_SHORT EXERCISE:_
Set out each line from the following listing that includes the word "name".

-- Start AVAILABLE DATA --

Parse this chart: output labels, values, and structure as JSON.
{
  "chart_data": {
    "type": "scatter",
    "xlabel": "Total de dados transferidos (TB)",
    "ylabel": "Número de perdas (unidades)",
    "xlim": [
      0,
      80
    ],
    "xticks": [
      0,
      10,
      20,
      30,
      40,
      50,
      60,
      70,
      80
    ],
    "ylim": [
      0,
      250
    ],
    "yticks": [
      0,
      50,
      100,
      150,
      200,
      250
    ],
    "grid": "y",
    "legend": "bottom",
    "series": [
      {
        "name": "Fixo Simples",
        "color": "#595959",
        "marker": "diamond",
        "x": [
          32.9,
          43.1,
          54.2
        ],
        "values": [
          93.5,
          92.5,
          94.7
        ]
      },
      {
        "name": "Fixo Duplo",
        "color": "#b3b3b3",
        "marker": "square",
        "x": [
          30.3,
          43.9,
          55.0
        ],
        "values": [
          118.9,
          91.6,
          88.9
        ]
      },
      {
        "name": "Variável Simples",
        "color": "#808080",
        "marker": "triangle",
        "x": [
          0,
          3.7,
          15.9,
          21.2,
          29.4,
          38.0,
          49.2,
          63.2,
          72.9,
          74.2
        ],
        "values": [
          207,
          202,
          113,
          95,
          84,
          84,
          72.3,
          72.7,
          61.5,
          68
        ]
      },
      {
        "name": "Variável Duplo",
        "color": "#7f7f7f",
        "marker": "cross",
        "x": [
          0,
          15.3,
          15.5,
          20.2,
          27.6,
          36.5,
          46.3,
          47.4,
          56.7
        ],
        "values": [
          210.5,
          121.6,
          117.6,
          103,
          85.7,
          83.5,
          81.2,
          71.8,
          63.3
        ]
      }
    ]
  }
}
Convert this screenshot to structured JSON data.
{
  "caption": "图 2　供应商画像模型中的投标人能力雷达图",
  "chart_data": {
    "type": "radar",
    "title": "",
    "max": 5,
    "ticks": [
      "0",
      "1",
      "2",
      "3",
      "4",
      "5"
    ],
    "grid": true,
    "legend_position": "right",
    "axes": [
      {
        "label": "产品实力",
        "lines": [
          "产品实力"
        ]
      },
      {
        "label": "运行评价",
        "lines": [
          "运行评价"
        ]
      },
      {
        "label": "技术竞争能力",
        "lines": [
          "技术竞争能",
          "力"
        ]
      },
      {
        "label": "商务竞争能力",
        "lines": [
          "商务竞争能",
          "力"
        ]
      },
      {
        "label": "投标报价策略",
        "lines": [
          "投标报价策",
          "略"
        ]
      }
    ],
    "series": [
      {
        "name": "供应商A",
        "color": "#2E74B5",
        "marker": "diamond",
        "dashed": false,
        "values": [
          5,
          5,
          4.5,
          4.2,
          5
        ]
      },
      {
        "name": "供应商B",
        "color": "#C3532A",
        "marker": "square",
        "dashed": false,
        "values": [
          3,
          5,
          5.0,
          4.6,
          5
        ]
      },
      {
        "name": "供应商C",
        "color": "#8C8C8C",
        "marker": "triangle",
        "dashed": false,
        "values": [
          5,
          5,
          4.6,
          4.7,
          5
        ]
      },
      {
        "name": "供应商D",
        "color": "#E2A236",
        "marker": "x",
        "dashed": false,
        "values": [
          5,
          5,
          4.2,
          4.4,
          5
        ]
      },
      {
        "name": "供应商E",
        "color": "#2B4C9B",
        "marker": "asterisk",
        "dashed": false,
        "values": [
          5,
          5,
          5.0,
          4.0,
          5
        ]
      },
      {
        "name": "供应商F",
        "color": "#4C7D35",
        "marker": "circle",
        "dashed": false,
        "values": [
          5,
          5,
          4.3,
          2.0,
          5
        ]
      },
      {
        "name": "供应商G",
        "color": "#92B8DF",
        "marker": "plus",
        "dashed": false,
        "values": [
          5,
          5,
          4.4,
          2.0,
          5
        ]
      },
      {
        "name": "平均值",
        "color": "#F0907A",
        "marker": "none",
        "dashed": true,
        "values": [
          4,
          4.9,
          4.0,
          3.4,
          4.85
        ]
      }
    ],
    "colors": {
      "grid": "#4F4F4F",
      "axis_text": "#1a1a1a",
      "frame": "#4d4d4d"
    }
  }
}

-- End AVAILABLE DATA --

_RESULT FOR THIS TASK:_
        "name": "Fixo Simples",
        "name": "Fixo Duplo",
        "name": "Variável Simples",
        "name": "Variável Duplo",
        "name": "供应商A",
        "name": "供应商B",
        "name": "供应商C",
        "name": "供应商D",
        "name": "供应商E",
        "name": "供应商F",
        "name": "供应商G",
        "name": "平均值",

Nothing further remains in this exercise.